**PROMPT:** In the data that follows, count every line holding the string "réel" and give the count alone.

— START —

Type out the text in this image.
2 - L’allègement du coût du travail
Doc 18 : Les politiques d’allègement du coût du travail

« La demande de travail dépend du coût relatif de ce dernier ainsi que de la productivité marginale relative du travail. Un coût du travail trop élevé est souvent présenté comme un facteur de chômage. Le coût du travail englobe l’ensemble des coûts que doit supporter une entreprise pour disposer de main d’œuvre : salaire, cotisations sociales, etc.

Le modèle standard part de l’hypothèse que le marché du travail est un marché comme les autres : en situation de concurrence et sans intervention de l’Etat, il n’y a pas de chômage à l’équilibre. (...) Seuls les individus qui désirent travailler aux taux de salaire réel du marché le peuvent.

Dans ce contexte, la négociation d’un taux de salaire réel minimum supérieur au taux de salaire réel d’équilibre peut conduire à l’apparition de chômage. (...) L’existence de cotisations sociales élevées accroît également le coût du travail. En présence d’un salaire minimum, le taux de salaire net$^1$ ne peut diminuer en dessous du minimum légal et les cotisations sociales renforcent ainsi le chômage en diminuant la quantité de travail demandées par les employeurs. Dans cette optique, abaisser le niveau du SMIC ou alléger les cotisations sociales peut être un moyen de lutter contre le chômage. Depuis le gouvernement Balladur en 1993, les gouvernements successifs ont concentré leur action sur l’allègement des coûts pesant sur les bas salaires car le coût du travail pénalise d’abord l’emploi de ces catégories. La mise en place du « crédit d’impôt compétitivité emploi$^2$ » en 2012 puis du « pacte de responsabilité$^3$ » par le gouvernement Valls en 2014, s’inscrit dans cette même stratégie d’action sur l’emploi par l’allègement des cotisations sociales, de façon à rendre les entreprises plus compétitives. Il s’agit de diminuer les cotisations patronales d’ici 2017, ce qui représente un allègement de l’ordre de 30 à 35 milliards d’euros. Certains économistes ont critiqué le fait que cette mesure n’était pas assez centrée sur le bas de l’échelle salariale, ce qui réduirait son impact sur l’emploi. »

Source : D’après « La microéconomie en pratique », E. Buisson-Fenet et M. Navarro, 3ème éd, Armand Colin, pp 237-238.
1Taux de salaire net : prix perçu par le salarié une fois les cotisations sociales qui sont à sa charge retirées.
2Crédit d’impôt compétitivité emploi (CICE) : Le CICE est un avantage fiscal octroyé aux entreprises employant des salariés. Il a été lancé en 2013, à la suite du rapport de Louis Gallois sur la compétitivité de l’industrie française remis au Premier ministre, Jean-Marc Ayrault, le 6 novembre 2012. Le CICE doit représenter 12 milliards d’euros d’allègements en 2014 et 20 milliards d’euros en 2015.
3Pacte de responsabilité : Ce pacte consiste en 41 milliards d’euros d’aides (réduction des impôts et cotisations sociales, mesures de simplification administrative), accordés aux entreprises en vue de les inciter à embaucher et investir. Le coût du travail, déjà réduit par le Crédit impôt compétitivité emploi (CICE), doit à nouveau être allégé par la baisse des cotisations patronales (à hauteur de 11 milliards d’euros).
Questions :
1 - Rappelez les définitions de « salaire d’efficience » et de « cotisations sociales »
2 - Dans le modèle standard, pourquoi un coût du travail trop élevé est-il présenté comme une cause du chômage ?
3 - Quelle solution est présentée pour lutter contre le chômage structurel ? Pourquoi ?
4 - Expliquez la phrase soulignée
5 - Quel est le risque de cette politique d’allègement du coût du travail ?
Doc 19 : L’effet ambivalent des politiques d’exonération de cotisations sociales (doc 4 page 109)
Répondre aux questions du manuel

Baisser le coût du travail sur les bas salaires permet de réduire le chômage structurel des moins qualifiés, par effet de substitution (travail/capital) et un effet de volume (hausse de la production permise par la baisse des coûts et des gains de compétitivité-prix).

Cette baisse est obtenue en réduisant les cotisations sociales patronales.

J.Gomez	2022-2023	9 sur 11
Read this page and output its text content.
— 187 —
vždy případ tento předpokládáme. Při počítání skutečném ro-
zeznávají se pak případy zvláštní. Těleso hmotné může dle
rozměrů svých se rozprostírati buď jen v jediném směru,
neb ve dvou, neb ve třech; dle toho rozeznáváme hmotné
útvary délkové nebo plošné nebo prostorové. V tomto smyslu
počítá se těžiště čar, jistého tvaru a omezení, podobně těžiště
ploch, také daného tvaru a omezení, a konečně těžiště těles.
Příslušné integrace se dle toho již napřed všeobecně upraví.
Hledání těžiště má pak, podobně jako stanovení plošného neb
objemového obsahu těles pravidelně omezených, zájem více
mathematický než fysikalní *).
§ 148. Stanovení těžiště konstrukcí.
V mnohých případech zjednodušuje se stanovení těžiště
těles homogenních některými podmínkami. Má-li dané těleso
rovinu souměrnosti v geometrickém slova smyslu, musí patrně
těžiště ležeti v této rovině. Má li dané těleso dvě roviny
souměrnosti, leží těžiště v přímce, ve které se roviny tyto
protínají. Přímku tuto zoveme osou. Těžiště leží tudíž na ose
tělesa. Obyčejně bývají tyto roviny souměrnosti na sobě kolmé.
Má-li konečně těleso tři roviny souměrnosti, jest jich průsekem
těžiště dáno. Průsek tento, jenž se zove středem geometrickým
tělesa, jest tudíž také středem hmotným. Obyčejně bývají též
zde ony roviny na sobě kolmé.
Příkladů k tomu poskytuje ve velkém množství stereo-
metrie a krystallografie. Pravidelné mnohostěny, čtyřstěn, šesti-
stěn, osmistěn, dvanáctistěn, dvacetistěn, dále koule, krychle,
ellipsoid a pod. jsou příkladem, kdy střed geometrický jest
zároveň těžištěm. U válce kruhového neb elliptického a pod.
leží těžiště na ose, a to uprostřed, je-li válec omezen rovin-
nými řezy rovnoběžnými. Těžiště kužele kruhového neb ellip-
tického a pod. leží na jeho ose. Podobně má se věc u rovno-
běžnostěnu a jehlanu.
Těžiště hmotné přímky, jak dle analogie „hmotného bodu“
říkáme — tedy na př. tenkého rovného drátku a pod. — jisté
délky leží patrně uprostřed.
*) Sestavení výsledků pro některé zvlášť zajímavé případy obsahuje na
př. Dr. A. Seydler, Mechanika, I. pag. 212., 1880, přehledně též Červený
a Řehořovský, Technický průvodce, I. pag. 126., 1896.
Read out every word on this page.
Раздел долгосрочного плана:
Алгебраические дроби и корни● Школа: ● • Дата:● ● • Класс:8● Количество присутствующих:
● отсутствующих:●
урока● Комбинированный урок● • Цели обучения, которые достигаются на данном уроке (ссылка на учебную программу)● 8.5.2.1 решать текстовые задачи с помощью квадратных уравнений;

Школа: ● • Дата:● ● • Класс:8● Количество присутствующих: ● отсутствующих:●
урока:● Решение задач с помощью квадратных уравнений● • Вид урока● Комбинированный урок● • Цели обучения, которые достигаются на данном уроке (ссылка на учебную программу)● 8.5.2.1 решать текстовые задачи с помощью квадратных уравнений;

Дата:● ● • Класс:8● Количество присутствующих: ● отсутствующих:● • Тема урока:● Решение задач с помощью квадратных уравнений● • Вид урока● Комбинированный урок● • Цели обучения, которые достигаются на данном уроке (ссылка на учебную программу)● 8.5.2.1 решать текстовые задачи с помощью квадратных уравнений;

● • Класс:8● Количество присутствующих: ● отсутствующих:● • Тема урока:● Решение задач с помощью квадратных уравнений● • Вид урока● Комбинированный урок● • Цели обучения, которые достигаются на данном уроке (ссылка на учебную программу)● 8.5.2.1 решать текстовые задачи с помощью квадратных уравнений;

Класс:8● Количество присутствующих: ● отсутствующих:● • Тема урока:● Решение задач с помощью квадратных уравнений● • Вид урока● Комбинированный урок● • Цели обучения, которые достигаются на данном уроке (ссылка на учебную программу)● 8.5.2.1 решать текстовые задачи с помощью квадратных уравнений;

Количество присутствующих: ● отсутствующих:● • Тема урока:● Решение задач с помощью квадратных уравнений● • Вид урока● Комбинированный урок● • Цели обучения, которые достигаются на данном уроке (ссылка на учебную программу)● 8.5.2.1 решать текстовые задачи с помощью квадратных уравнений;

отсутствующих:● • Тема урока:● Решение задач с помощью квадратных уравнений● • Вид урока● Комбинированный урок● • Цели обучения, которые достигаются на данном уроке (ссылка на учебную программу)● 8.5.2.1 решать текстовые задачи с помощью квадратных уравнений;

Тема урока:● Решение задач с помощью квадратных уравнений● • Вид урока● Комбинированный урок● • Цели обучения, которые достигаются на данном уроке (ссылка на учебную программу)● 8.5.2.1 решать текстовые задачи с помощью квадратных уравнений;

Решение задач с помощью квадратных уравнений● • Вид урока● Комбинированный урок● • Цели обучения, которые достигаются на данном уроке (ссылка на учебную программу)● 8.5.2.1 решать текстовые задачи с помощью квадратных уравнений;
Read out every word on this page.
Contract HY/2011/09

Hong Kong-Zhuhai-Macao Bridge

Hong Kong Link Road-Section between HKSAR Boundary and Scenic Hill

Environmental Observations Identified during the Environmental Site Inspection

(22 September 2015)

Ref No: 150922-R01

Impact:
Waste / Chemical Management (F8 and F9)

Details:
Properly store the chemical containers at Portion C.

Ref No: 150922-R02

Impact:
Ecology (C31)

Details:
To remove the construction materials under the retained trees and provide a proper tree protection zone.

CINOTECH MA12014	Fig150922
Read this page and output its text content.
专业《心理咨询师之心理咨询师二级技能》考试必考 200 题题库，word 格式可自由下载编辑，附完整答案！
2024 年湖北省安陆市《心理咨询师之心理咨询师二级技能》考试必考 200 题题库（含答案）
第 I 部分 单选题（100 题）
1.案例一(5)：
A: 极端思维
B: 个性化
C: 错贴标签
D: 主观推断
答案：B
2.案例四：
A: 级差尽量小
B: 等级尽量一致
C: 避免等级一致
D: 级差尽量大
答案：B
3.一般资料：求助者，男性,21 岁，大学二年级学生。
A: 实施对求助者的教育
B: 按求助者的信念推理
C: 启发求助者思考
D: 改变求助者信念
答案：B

— END —

**OUTPUT OF THE TASK:** 2